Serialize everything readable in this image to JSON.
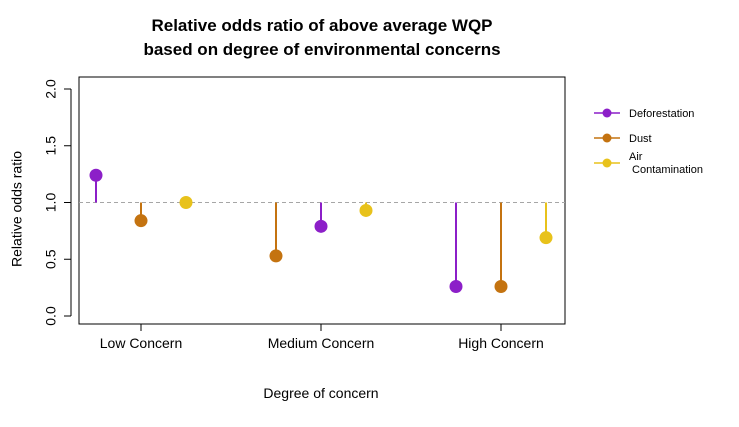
{
  "chart_data": {
    "type": "lollipop",
    "title": [
      "Relative odds ratio of above average WQP",
      "based on degree of environmental concerns"
    ],
    "xlabel": "Degree of concern",
    "ylabel": "Relative odds ratio",
    "ylim": [
      0,
      2
    ],
    "yticks": [
      "0.0",
      "0.5",
      "1.0",
      "1.5",
      "2.0"
    ],
    "baseline": 1.0,
    "categories": [
      "Low Concern",
      "Medium Concern",
      "High Concern"
    ],
    "legend_position": "right",
    "legend": [
      {
        "label": [
          "Deforestation"
        ],
        "color": "#8C1FC8"
      },
      {
        "label": [
          "Dust"
        ],
        "color": "#C47310"
      },
      {
        "label": [
          "Air",
          " Contamination"
        ],
        "color": "#E8C21B"
      }
    ],
    "points": [
      {
        "category": "Low Concern",
        "series": "Deforestation",
        "value": 1.24,
        "color": "#8C1FC8",
        "order": 0
      },
      {
        "category": "Low Concern",
        "series": "Dust",
        "value": 0.84,
        "color": "#C47310",
        "order": 1
      },
      {
        "category": "Low Concern",
        "series": "Air Contamination",
        "value": 1.0,
        "color": "#E8C21B",
        "order": 2
      },
      {
        "category": "Medium Concern",
        "series": "Dust",
        "value": 0.53,
        "color": "#C47310",
        "order": 0
      },
      {
        "category": "Medium Concern",
        "series": "Deforestation",
        "value": 0.79,
        "color": "#8C1FC8",
        "order": 1
      },
      {
        "category": "Medium Concern",
        "series": "Air Contamination",
        "value": 0.93,
        "color": "#E8C21B",
        "order": 2
      },
      {
        "category": "High Concern",
        "series": "Deforestation",
        "value": 0.26,
        "color": "#8C1FC8",
        "order": 0
      },
      {
        "category": "High Concern",
        "series": "Dust",
        "value": 0.26,
        "color": "#C47310",
        "order": 1
      },
      {
        "category": "High Concern",
        "series": "Air Contamination",
        "value": 0.69,
        "color": "#E8C21B",
        "order": 2
      }
    ]
  }
}
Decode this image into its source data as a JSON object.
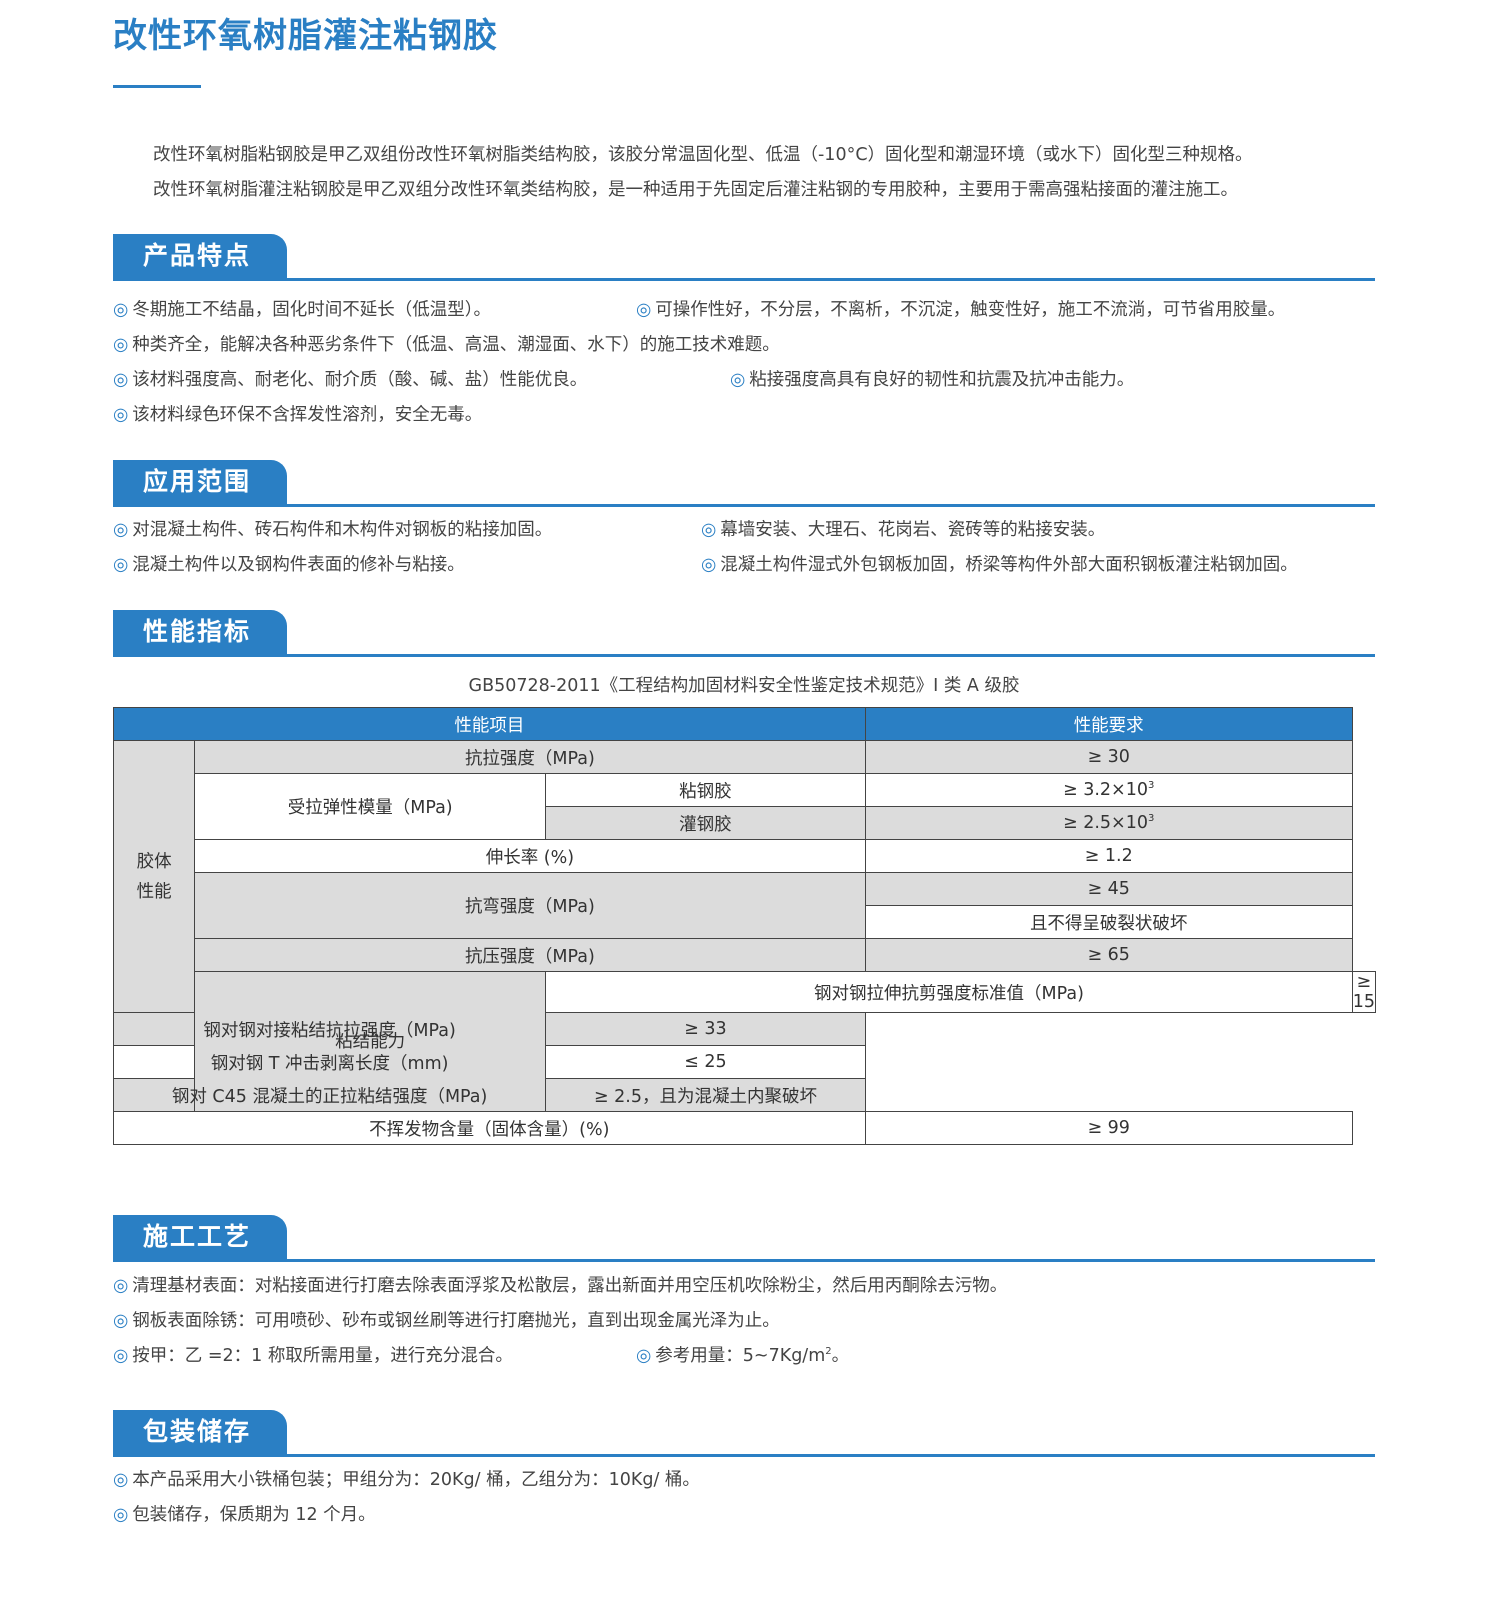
{
  "title": "改性环氧树脂灌注粘钢胶",
  "intro": [
    "改性环氧树脂粘钢胶是甲乙双组份改性环氧树脂类结构胶，该胶分常温固化型、低温（-10°C）固化型和潮湿环境（或水下）固化型三种规格。",
    "改性环氧树脂灌注粘钢胶是甲乙双组分改性环氧类结构胶，是一种适用于先固定后灌注粘钢的专用胶种，主要用于需高强粘接面的灌注施工。"
  ],
  "bullet": "◎",
  "accent": "#2a7fc4",
  "sections": {
    "features": {
      "title": "产品特点",
      "items": [
        "冬期施工不结晶，固化时间不延长（低温型）。",
        "可操作性好，不分层，不离析，不沉淀，触变性好，施工不流淌，可节省用胶量。",
        "种类齐全，能解决各种恶劣条件下（低温、高温、潮湿面、水下）的施工技术难题。",
        "该材料强度高、耐老化、耐介质（酸、碱、盐）性能优良。",
        "粘接强度高具有良好的韧性和抗震及抗冲击能力。",
        "该材料绿色环保不含挥发性溶剂，安全无毒。"
      ]
    },
    "scope": {
      "title": "应用范围",
      "items": [
        "对混凝土构件、砖石构件和木构件对钢板的粘接加固。",
        "幕墙安装、大理石、花岗岩、瓷砖等的粘接安装。",
        "混凝土构件以及钢构件表面的修补与粘接。",
        "混凝土构件湿式外包钢板加固，桥梁等构件外部大面积钢板灌注粘钢加固。"
      ]
    },
    "performance": {
      "title": "性能指标",
      "caption": "GB50728-2011《工程结构加固材料安全性鉴定技术规范》I 类 A 级胶",
      "table": {
        "headers": [
          "性能项目",
          "性能要求"
        ],
        "group1": "胶体性能",
        "group2": "粘结能力",
        "rows": [
          {
            "item": "抗拉强度（MPa)",
            "req": "≥ 30"
          },
          {
            "item": "受拉弹性模量（MPa)",
            "sub": "粘钢胶",
            "req": "≥ 3.2×10",
            "exp": "3"
          },
          {
            "sub": "灌钢胶",
            "req": "≥ 2.5×10",
            "exp": "3"
          },
          {
            "item": "伸长率 (%)",
            "req": "≥ 1.2"
          },
          {
            "item": "抗弯强度（MPa)",
            "req": "≥ 45",
            "req2": "且不得呈破裂状破坏"
          },
          {
            "item": "抗压强度（MPa)",
            "req": "≥ 65"
          },
          {
            "item": "钢对钢拉伸抗剪强度标准值（MPa)",
            "req": "≥ 15"
          },
          {
            "item": "钢对钢对接粘结抗拉强度（MPa)",
            "req": "≥ 33"
          },
          {
            "item": "钢对钢 T 冲击剥离长度（mm)",
            "req": "≤ 25"
          },
          {
            "item": "钢对 C45 混凝土的正拉粘结强度（MPa)",
            "req": "≥ 2.5，且为混凝土内聚破坏"
          },
          {
            "item": "不挥发物含量（固体含量）(%)",
            "req": "≥ 99"
          }
        ]
      }
    },
    "process": {
      "title": "施工工艺",
      "items": [
        "清理基材表面：对粘接面进行打磨去除表面浮浆及松散层，露出新面并用空压机吹除粉尘，然后用丙酮除去污物。",
        "钢板表面除锈：可用喷砂、砂布或钢丝刷等进行打磨抛光，直到出现金属光泽为止。",
        "按甲：乙 =2：1 称取所需用量，进行充分混合。",
        "参考用量：5~7Kg/m"
      ],
      "unit_exp": "2",
      "unit_end": "。"
    },
    "storage": {
      "title": "包装储存",
      "items": [
        "本产品采用大小铁桶包装；甲组分为：20Kg/ 桶，乙组分为：10Kg/ 桶。",
        "包装储存，保质期为 12 个月。"
      ]
    }
  }
}
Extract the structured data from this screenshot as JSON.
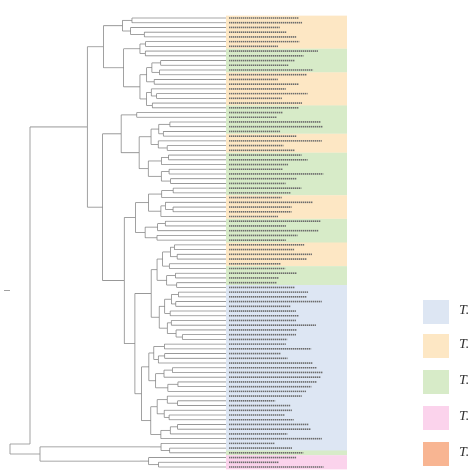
{
  "figure": {
    "clades": [
      {
        "id": "orange",
        "color": "#fde7c4"
      },
      {
        "id": "green",
        "color": "#d7ebc8"
      },
      {
        "id": "blue",
        "color": "#dde6f3"
      },
      {
        "id": "pink",
        "color": "#fbd3ec"
      },
      {
        "id": "salmon",
        "color": "#f8b592"
      }
    ],
    "leaf_count": 96,
    "leaf_clades": [
      "orange",
      "orange",
      "orange",
      "orange",
      "orange",
      "orange",
      "orange",
      "green",
      "green",
      "green",
      "green",
      "green",
      "orange",
      "orange",
      "orange",
      "orange",
      "orange",
      "orange",
      "orange",
      "green",
      "green",
      "green",
      "green",
      "green",
      "green",
      "orange",
      "orange",
      "orange",
      "orange",
      "green",
      "green",
      "green",
      "green",
      "green",
      "green",
      "green",
      "green",
      "green",
      "orange",
      "orange",
      "orange",
      "orange",
      "orange",
      "green",
      "green",
      "green",
      "green",
      "green",
      "orange",
      "orange",
      "orange",
      "orange",
      "orange",
      "green",
      "green",
      "green",
      "green",
      "blue",
      "blue",
      "blue",
      "blue",
      "blue",
      "blue",
      "blue",
      "blue",
      "blue",
      "blue",
      "blue",
      "blue",
      "blue",
      "blue",
      "blue",
      "blue",
      "blue",
      "blue",
      "blue",
      "blue",
      "blue",
      "blue",
      "blue",
      "blue",
      "blue",
      "blue",
      "blue",
      "blue",
      "blue",
      "blue",
      "blue",
      "blue",
      "blue",
      "blue",
      "blue",
      "green",
      "pink",
      "pink",
      "pink",
      "salmon",
      "salmon",
      "salmon"
    ],
    "legend": [
      {
        "label": "T.",
        "clade": "blue"
      },
      {
        "label": "T.",
        "clade": "orange"
      },
      {
        "label": "T.",
        "clade": "green"
      },
      {
        "label": "T.",
        "clade": "pink"
      },
      {
        "label": "T.",
        "clade": "salmon"
      }
    ]
  }
}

◆ ◆ ◆ ◆ ◆

Task requirements >> Locate the word "ratio" in the records and collect each line it appears in.

Answer to this exercise >>
      "Relative odds ratio of above average WQP",
    "ylabel": "Relative odds ratio",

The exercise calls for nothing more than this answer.